#### [Extrait de page]
On l’appelait Slavik

C’était plus facile que de prononcer son vrai patronyme : Wiatcheslav Vassiliev.

En 1968, il avait droit à son portrait dans Paris Match: il était alors – et il allait le rester une vingtaine d’années –, le décorateur parisien à la mode.
Un très large public, sans le savoir, a passé de longues heures dans les décors et les ambiances par lui imaginés.

Qui n’a jamais mis les pieds dans un des drugstores Publicis ? La déco flashy, avec de l’orange et du violet, des lumières intenses et des miroirs, c’était lui. Son travail ne s’est pas limité aux drugstores parisiens des Champs-Elysées, de Saint-Germain-des-Prés, de l’avenue Matignon, puis à ceux de la Défense et de Parly 2.

PLUS DE 400 LIEUX AMÉNAGÉS

Slavik, mort le 29 août à Paris, à l’âge de 94 ans, a d’autres réalisations à son actif. Il a signé l’aménagement de plus de 400 cafés, hôtels, restaurants et magasins, à Paris et dans d’autres capitales. Les décors de miroirs, de bois, d’ivoire et d’écaille des « pubs anglais » dont il réinterprète la partition à Paris, tels le Sir Winston et la London Tavern, c’est encore lui.

#### [Données d'entrée]
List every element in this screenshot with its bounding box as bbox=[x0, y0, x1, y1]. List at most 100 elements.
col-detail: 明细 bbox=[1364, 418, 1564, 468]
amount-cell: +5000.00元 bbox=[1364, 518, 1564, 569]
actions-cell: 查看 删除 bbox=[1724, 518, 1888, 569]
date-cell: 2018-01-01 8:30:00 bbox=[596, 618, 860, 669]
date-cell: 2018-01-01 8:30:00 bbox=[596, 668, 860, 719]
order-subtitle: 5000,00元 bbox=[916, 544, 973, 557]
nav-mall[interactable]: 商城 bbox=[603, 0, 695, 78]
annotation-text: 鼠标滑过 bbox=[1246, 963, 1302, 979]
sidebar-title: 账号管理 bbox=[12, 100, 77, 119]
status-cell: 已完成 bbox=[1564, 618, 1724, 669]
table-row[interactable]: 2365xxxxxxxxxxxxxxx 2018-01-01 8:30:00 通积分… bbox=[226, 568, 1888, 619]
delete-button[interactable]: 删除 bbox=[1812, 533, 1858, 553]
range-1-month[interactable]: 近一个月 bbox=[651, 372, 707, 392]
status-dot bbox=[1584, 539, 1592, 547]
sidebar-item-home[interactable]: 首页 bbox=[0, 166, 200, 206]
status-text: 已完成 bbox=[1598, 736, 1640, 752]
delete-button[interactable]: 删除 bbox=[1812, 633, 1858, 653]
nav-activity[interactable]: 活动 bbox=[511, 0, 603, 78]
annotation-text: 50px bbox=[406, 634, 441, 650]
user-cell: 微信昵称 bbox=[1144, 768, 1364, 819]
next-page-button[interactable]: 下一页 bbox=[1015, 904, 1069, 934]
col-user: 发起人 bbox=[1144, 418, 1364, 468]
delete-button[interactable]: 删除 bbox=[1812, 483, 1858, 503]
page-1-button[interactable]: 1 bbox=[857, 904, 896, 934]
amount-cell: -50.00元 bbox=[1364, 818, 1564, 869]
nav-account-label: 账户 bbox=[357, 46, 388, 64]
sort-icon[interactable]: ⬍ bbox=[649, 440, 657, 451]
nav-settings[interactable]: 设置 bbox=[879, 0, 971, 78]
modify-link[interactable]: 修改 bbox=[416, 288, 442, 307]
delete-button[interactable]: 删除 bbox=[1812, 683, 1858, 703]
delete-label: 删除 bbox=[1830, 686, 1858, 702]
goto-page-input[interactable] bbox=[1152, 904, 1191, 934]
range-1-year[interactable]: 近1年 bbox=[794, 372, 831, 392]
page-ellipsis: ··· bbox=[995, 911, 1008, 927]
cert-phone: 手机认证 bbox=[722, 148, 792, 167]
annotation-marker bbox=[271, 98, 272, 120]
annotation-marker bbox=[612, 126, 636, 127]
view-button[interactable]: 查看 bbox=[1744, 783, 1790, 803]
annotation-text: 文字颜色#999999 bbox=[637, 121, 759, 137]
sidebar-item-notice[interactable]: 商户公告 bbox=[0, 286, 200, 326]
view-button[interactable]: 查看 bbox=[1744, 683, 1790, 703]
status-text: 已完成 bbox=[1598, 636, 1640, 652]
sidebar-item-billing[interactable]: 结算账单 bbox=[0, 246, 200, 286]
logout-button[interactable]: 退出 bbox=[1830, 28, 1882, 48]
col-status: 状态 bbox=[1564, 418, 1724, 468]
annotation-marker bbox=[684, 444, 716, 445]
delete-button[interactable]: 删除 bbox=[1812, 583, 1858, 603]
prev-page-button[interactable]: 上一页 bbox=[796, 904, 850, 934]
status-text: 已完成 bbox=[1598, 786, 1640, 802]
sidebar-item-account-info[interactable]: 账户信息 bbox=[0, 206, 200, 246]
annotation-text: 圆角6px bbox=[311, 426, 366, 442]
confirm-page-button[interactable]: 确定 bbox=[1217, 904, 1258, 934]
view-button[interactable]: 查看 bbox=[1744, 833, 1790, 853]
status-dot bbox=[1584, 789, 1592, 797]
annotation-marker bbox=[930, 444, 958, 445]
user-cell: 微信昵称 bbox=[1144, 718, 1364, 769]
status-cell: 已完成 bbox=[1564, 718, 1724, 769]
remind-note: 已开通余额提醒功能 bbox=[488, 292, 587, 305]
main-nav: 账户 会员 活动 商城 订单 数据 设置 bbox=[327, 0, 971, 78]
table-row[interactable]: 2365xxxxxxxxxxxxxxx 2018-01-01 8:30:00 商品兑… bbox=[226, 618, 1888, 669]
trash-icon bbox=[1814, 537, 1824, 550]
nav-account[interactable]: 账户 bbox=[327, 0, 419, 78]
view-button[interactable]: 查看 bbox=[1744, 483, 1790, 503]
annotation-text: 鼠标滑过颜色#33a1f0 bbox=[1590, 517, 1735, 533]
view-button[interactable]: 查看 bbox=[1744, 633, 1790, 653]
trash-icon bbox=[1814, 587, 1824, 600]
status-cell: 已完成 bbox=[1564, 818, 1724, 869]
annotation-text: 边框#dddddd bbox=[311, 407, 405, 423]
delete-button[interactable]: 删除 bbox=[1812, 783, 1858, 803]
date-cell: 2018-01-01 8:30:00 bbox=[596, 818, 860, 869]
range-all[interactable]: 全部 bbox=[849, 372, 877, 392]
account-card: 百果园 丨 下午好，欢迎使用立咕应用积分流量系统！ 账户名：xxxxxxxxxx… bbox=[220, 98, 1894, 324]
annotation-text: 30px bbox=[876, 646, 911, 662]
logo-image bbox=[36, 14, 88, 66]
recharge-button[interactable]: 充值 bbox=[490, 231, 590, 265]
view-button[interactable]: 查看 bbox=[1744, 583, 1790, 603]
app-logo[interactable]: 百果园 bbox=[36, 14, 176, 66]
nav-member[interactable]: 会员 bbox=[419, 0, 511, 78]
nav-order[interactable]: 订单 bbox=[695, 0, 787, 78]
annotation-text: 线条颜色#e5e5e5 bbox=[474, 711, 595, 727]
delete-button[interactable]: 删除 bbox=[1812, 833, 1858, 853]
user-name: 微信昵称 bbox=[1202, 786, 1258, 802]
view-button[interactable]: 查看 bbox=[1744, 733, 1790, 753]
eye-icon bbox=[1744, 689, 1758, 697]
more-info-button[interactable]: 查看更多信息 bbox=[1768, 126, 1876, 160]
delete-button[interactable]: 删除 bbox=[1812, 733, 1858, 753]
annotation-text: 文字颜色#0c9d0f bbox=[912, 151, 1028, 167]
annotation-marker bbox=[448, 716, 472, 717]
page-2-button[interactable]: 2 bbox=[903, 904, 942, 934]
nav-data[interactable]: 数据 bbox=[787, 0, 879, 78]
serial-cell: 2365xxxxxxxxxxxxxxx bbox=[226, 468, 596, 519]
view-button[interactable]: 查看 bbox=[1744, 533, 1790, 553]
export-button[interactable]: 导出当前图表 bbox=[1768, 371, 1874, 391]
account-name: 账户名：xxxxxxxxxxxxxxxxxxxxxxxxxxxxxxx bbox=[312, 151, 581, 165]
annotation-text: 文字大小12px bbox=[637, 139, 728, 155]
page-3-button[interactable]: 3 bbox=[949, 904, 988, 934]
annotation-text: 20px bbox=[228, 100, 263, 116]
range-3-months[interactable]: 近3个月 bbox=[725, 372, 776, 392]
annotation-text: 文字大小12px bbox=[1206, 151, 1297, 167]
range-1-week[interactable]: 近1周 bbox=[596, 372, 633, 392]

#### [Exercice 1]
Modifiez les entrées, du début jusqu'à la ligne contenant « user-cell: 微信昵称 bbox=[1144, 768, 1364, 819] » incluse, en remplaçant « date-cell » par « time-cell ». Ne recopiez que ces lignes, sans rien changer d'autre.
#### [Exercice 2]
Rédigez la suite de l'article consacré au décorateur Slavik, après sa dernière phrase.

#### [Réponse rédigée 1]
List every element in this screenshot with its bounding box as bbox=[x0, y0, x1, y1]. List at most 100 elements.
col-detail: 明细 bbox=[1364, 418, 1564, 468]
amount-cell: +5000.00元 bbox=[1364, 518, 1564, 569]
actions-cell: 查看 删除 bbox=[1724, 518, 1888, 569]
time-cell: 2018-01-01 8:30:00 bbox=[596, 618, 860, 669]
time-cell: 2018-01-01 8:30:00 bbox=[596, 668, 860, 719]
order-subtitle: 5000,00元 bbox=[916, 544, 973, 557]
nav-mall[interactable]: 商城 bbox=[603, 0, 695, 78]
annotation-text: 鼠标滑过 bbox=[1246, 963, 1302, 979]
sidebar-title: 账号管理 bbox=[12, 100, 77, 119]
status-cell: 已完成 bbox=[1564, 618, 1724, 669]
table-row[interactable]: 2365xxxxxxxxxxxxxxx 2018-01-01 8:30:00 通积分… bbox=[226, 568, 1888, 619]
delete-button[interactable]: 删除 bbox=[1812, 533, 1858, 553]
range-1-month[interactable]: 近一个月 bbox=[651, 372, 707, 392]
status-dot bbox=[1584, 539, 1592, 547]
sidebar-item-home[interactable]: 首页 bbox=[0, 166, 200, 206]
status-text: 已完成 bbox=[1598, 736, 1640, 752]
delete-button[interactable]: 删除 bbox=[1812, 633, 1858, 653]
nav-activity[interactable]: 活动 bbox=[511, 0, 603, 78]
annotation-text: 50px bbox=[406, 634, 441, 650]
user-cell: 微信昵称 bbox=[1144, 768, 1364, 819]

#### [Réponse rédigée 2]
Toute une série de bistrots parisiens, de restaurants et de brasseries de prestige doivent leur identité à son style efficace, entre Art nouveau et Art déco : notamment L’Européen, face à la gare de Lyon, le Dôme, à Montparnasse, le Zeyer, place d’Alésia, le restaurant Chez Georges, à la porte Maillot…

Le sort de toute mode étant de se démoder, l’étoile de Slavik a pâli à partir de la fin des années 1980. Certaines de ses réalisations ont été démantelées. Ce fut le cas de l’aménagement du restaurant panoramique au deuxième étage de la tour Eiffel, le Jules Verne, qu’il avait transfiguré en 1983, avec un design en noir et blanc et des chaises en acier reproduisant l’ossature de la tour.
Inscrites à l’inventaire du Mobilier national, ces chaises, qu’il avait fait réaliser par le fondeur Jacques Esclasse, ont été dispersées aux enchères en 2012, comme les autres pièces.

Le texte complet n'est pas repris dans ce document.